▶ _REQUIRED TASK_
Search the material for the word "screenshot" and report each line where it turns up.

▶ _SUPPLIED DATA_

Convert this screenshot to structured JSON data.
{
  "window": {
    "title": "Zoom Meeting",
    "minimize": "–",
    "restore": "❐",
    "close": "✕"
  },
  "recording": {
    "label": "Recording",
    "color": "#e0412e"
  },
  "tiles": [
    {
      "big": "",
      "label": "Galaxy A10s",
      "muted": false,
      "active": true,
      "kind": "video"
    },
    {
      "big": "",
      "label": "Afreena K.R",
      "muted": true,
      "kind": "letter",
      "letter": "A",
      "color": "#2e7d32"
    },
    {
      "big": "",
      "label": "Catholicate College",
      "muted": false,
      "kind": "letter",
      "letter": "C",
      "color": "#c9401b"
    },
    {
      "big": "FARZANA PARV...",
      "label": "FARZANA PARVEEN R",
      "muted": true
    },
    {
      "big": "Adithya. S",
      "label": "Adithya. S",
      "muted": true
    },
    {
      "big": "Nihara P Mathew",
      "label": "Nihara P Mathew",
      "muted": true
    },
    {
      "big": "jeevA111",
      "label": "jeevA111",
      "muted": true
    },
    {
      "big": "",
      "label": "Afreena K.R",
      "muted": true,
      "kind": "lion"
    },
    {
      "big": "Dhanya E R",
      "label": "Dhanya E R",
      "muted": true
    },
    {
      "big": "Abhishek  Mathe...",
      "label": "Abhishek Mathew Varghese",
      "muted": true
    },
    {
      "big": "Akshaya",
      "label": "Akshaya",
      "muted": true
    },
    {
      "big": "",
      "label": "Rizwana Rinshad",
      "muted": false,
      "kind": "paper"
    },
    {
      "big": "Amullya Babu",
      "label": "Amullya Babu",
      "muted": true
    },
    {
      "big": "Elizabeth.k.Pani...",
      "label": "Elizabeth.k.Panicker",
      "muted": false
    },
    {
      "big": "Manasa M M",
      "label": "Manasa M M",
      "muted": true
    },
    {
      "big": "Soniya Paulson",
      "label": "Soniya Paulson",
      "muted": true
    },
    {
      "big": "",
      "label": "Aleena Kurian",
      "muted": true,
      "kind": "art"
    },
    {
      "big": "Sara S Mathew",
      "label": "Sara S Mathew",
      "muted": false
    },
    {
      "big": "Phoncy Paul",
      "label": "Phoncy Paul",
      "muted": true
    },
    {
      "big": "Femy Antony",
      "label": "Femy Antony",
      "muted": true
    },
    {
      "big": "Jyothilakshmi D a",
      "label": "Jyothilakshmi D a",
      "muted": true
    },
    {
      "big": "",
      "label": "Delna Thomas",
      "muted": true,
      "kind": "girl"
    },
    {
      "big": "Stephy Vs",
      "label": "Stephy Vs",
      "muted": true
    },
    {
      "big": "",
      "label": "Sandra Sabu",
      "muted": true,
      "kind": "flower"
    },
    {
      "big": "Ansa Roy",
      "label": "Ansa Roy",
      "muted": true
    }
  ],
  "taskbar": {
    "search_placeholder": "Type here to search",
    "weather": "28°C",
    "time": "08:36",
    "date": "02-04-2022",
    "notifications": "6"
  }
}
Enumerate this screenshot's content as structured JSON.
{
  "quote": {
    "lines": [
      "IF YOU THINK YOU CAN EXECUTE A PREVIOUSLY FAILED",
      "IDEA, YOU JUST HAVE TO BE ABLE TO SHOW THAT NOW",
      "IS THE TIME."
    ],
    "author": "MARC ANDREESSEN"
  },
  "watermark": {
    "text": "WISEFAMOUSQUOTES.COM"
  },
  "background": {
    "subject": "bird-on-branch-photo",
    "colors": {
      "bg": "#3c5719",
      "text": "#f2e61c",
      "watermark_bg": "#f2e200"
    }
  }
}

▶ _ANSWER TO THE TASK_
Convert this screenshot to structured JSON data.
Enumerate this screenshot's content as structured JSON.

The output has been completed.